READING PASSAGE
[Start]
In addition to this different subject-matter, there was an important difference between these two formulations so far as the issue of causation was concerned:

i)

It was accepted that if the Banks had breached non-contractual obligations in relation to the Illegality Suitability Issue, then the appropriate counterfactual for the assessment of damages was one in which Venice had not entered into the Transactions, it being accepted that if Venice had been told that it would be unlawful for it to enter into the Transactions, it would not have done so.

ii)

By contrast, if the Banks were found to be in breach of a non-contractual obligation in relation to the Negative MTM Suitability Issue, there was no such agreement, and Venice (for the reasons explained at [432] above) had adduced no evidence as to what it would have done in this scenario.

436.

The Banks deny their liability to Venice on its counterclaim on the basis that:

i)

The relevant non-contractual obligations were not governed by Italian law, as Venice’s counterclaim assumes, but by English law.

ii)

The Banks assumed no non-contractual duties to Venice as to the suitability of the Transactions.

iii)

The Transactions were in fact suitable.

iv)

Venice has failed to establish causation.

v)

The counterclaim is time-barred.

437.

I shall assume for the purposes of the analysis that follows that Venice is correct that the non-contractual obligations it relies upon were governed by Italian law, that the effect of those obligations was that the Banks owed non-contractual duties in relation to the suitability of the Transactions and that any duty in relation to the Negative MTM Suitability Issue was breached.

438.

On the basis of those assumptions, I propose to consider whether:

i)

Venice has established a breach of the assumed duty so far as the Illegality Suitability Issue is concerned?

ii)

Venice has established that the assumed breach of duty in relation to the Negative MTM Suitability Issue has caused it loss?; and

iii)

Venice’s claims are time-barred?

Has Venice has Established a Breach of the Assumed Duty so far as the Illegality Suitability Issue is Concerned?

439.

It was common ground that if such a duty was owed, it was not an absolute duty, but one which required the Banks to exercise due diligence. Venice’s Note on Causation referred to its counterclaim as one for “damages for breach of the general duty of due diligence under Article 21(1) …. TUF”. That characterisation was obviously correct. Article 21 of TUF expressly referred to intermediaries being required to “behave with diligence”. In any event, it could not sensibly be suggested that although a lawyer providing specialist legal advice owed only a duty of reasonable skill and care, without warranting that the state of the law would eventually be found to match their advice, an intermediary providing investment and ancillary services would be under an absolute duty to ensure that the client could lawfully enter into the transaction.

440.

On this issue, Mr Hobson (who presented this part of the closing argument on the Banks’ behalf) submitted that:

i)

any obligation on the part of a bank to assess suitability of the Transactions did not extend to determining whether it was lawful for Venice to enter into the Transactions; and in any event

ii)

if there was such an obligation, it was at best one which required the Banks to act diligently, and it could not be said that the view that it was lawful for Venice to enter into the Transactions was one which could not diligently have been held in December 2007.
[End]
INPUT RECORDS
[Start]
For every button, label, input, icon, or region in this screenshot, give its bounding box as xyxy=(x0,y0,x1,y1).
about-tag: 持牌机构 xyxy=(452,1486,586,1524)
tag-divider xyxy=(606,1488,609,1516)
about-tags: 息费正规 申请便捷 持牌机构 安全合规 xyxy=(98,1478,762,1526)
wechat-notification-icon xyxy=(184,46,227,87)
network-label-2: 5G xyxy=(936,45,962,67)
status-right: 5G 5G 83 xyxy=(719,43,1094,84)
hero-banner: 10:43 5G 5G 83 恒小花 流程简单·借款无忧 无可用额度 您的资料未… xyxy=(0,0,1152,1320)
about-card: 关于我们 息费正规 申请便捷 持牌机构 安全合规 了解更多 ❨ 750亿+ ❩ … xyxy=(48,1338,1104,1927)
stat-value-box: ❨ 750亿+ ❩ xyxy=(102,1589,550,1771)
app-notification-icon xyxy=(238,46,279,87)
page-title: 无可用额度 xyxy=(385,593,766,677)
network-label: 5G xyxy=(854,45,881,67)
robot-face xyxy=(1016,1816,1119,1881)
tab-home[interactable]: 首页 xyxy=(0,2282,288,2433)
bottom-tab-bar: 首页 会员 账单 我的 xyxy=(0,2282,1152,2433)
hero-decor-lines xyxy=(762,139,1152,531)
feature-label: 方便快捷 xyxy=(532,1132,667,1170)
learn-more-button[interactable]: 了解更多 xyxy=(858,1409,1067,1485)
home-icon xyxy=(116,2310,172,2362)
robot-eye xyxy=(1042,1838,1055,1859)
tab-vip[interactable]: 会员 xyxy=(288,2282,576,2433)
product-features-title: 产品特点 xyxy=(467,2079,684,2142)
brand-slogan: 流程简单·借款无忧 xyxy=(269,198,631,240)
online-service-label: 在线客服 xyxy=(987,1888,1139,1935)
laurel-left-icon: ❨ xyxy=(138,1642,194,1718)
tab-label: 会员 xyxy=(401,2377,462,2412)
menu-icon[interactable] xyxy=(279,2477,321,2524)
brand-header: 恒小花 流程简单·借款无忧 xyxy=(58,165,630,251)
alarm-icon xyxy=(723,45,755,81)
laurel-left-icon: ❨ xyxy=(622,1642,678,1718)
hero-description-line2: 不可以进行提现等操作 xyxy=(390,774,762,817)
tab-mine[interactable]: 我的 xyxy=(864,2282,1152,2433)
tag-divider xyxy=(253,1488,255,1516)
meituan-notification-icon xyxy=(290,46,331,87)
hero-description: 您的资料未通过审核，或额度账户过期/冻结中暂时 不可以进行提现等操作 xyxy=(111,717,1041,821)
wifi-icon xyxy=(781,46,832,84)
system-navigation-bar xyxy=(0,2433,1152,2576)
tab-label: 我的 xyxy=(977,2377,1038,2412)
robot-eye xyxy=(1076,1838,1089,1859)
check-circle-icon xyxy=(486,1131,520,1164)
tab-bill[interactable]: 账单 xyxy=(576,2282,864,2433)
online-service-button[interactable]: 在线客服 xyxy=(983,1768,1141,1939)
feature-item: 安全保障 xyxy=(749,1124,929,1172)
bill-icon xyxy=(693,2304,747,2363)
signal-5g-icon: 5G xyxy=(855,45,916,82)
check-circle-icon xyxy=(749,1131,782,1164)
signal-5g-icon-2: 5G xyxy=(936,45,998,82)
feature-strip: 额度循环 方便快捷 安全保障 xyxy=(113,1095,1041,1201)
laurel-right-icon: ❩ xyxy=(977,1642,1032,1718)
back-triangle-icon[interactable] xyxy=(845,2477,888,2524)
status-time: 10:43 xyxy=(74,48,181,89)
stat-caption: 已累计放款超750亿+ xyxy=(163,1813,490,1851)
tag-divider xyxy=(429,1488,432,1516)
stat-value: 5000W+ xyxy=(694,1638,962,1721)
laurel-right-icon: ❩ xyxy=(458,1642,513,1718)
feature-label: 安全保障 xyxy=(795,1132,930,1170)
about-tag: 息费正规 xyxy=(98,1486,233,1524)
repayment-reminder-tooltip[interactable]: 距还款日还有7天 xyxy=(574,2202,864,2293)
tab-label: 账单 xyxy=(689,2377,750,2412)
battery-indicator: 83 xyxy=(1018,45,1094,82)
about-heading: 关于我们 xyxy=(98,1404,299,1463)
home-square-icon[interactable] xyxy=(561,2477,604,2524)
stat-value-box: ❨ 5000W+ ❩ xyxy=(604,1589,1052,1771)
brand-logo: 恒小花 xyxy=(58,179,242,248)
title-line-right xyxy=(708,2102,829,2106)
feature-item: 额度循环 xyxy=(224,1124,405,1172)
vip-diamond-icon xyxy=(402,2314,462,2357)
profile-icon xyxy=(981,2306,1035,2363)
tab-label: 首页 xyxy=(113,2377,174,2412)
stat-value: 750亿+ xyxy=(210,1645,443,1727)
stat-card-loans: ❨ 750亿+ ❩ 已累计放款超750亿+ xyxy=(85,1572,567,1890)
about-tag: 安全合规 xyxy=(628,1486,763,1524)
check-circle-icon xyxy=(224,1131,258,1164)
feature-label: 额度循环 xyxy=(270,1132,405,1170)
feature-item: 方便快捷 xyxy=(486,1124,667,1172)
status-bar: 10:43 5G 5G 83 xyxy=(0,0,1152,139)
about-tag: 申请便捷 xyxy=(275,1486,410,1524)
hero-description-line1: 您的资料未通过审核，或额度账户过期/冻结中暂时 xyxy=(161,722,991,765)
[End]
EXERCISE REQUIREMENTS
A - Replace "tag-divider" with "tag-separator" in the records from the start down to the line containing "signal-5g-icon-2: 5G xyxy=(936,45,998,82)", leaving everything else unchanged.
B - Continue the judgment passage on Venice's counterclaim against the Banks from the point where it stops.

FINAL RESULTS
A -
For every button, label, input, icon, or region in this screenshot, give its bounding box as xyxy=(x0,y0,x1,y1).
about-tag: 持牌机构 xyxy=(452,1486,586,1524)
tag-separator xyxy=(606,1488,609,1516)
about-tags: 息费正规 申请便捷 持牌机构 安全合规 xyxy=(98,1478,762,1526)
wechat-notification-icon xyxy=(184,46,227,87)
network-label-2: 5G xyxy=(936,45,962,67)
status-right: 5G 5G 83 xyxy=(719,43,1094,84)
hero-banner: 10:43 5G 5G 83 恒小花 流程简单·借款无忧 无可用额度 您的资料未… xyxy=(0,0,1152,1320)
about-card: 关于我们 息费正规 申请便捷 持牌机构 安全合规 了解更多 ❨ 750亿+ ❩ … xyxy=(48,1338,1104,1927)
stat-value-box: ❨ 750亿+ ❩ xyxy=(102,1589,550,1771)
app-notification-icon xyxy=(238,46,279,87)
page-title: 无可用额度 xyxy=(385,593,766,677)
network-label: 5G xyxy=(854,45,881,67)
robot-face xyxy=(1016,1816,1119,1881)
tab-home[interactable]: 首页 xyxy=(0,2282,288,2433)
bottom-tab-bar: 首页 会员 账单 我的 xyxy=(0,2282,1152,2433)
hero-decor-lines xyxy=(762,139,1152,531)
feature-label: 方便快捷 xyxy=(532,1132,667,1170)
learn-more-button[interactable]: 了解更多 xyxy=(858,1409,1067,1485)
home-icon xyxy=(116,2310,172,2362)
robot-eye xyxy=(1042,1838,1055,1859)
tab-vip[interactable]: 会员 xyxy=(288,2282,576,2433)
product-features-title: 产品特点 xyxy=(467,2079,684,2142)
brand-slogan: 流程简单·借款无忧 xyxy=(269,198,631,240)
online-service-label: 在线客服 xyxy=(987,1888,1139,1935)
laurel-left-icon: ❨ xyxy=(138,1642,194,1718)
tab-label: 会员 xyxy=(401,2377,462,2412)
menu-icon[interactable] xyxy=(279,2477,321,2524)
brand-header: 恒小花 流程简单·借款无忧 xyxy=(58,165,630,251)
alarm-icon xyxy=(723,45,755,81)
laurel-left-icon: ❨ xyxy=(622,1642,678,1718)
hero-description-line2: 不可以进行提现等操作 xyxy=(390,774,762,817)
tab-mine[interactable]: 我的 xyxy=(864,2282,1152,2433)
tag-separator xyxy=(253,1488,255,1516)
meituan-notification-icon xyxy=(290,46,331,87)
hero-description: 您的资料未通过审核，或额度账户过期/冻结中暂时 不可以进行提现等操作 xyxy=(111,717,1041,821)
wifi-icon xyxy=(781,46,832,84)
system-navigation-bar xyxy=(0,2433,1152,2576)
tab-label: 我的 xyxy=(977,2377,1038,2412)
robot-eye xyxy=(1076,1838,1089,1859)
check-circle-icon xyxy=(486,1131,520,1164)
tab-bill[interactable]: 账单 xyxy=(576,2282,864,2433)
online-service-button[interactable]: 在线客服 xyxy=(983,1768,1141,1939)
feature-item: 安全保障 xyxy=(749,1124,929,1172)
bill-icon xyxy=(693,2304,747,2363)
signal-5g-icon: 5G xyxy=(855,45,916,82)
check-circle-icon xyxy=(749,1131,782,1164)
signal-5g-icon-2: 5G xyxy=(936,45,998,82)

B -
441.

I am satisfied that the second of these arguments is correct, and that it provides a complete answer to Venice’s suitability case so far as the alleged illegality of the Transactions is concerned.

442.

There was no attempt to suggest that, if the Banks had acted diligently in 2007, they would have formed the opinion that the Transactions were unlawful from Venice’s perspective. On the evidence before me, I am satisfied that this would not have been the case:

i)

Both the Banks (through Clifford Chance) and Venice (through Beltramo) had access to Italian law advice when the Transactions were under consideration, and there is nothing to suggest advice was or ought reasonably to have been given at that time that the Transactions were unlawful.

ii)

So far as Decree 389 and the 2004 MEF Circular are concerned, the view that there did not need to be an equivalence between the MTMs of the floor and cap in a collar transaction was clearly one which could reasonably be held in 2007, it being the view reached by Christopher Clarke LJ in 2014, Mr Justice Walker in 2015 and Mrs Justice Cockerill in 2021, and by Professor Napolitano before Walker J and Professor Gentili before me.

iii)

I was shown no material which suggested that there was any court decision to the contrary effect at the time when the Transactions were entered into, still less material establishing that the contrary view could not reasonably have been held.

iv)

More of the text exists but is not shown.